◆ **THE EXERCISE**
Write out all the entries word for word and omit any pictures.

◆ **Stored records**
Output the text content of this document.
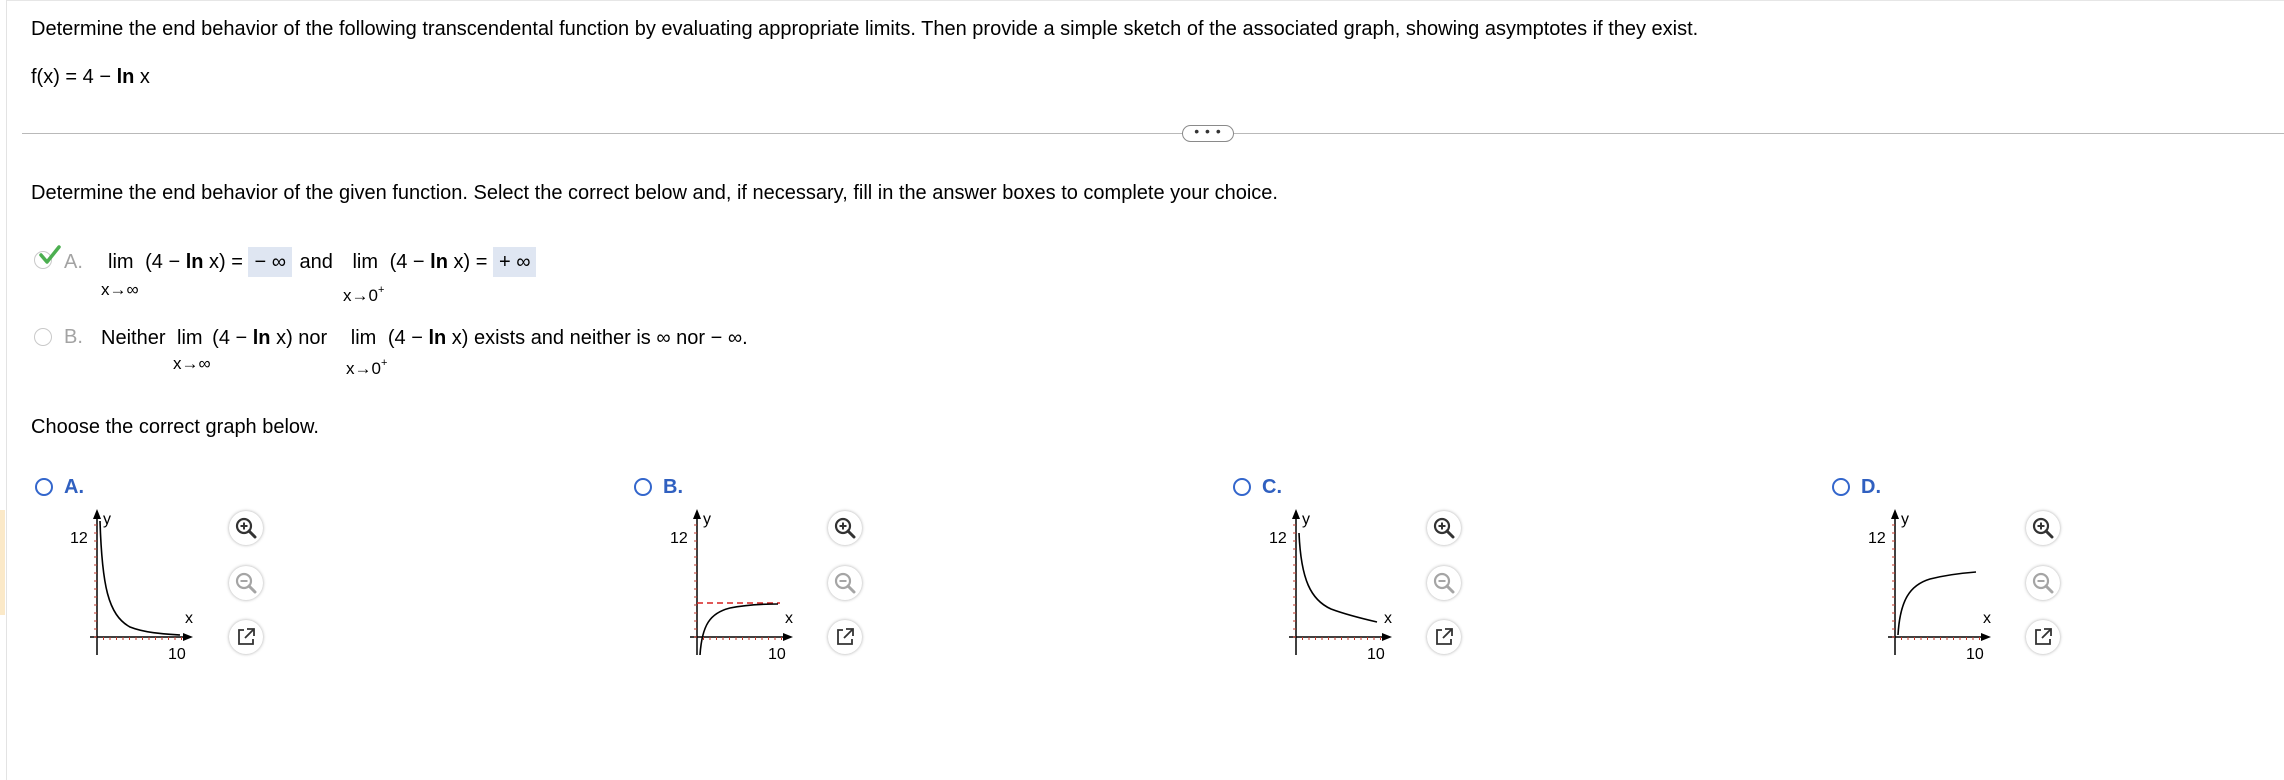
Determine the end behavior of the following transcendental function by evaluating appropriate limits. Then provide a simple sketch of the associated graph, showing asymptotes if they exist.
f(x) = 4 − ln x
• • •
Determine the end behavior of the given function. Select the correct below and, if necessary, fill in the answer boxes to complete your choice.
A. lim (4 − ln x) = − ∞ and lim (4 − ln x) = + ∞
x→∞	x→0+
B. Neither lim (4 − ln x) nor lim (4 − ln x) exists and neither is ∞ nor − ∞.
x→∞	x→0+
Choose the correct graph below.
A.
12
y
x
10
B.
12
y
x
10
C.
12
y
x
10
D.
12
y
x
10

◆ **ANSWER TO THIS TASK**
Output the text content of this document.
Determine the end behavior of the following transcendental function by evaluating appropriate limits. Then provide a simple sketch of the associated graph, showing asymptotes if they exist.
f(x) = 4 − ln x
• • •
Determine the end behavior of the given function. Select the correct below and, if necessary, fill in the answer boxes to complete your choice.
A. lim (4 − ln x) = − ∞ and lim (4 − ln x) = + ∞
x→∞	x→0+
B. Neither lim (4 − ln x) nor lim (4 − ln x) exists and neither is ∞ nor − ∞.
x→∞	x→0+
Choose the correct graph below.
A.
12
y
x
10
B.
12
y
x
10
C.
12
y
x
10
D.
12
y
x
10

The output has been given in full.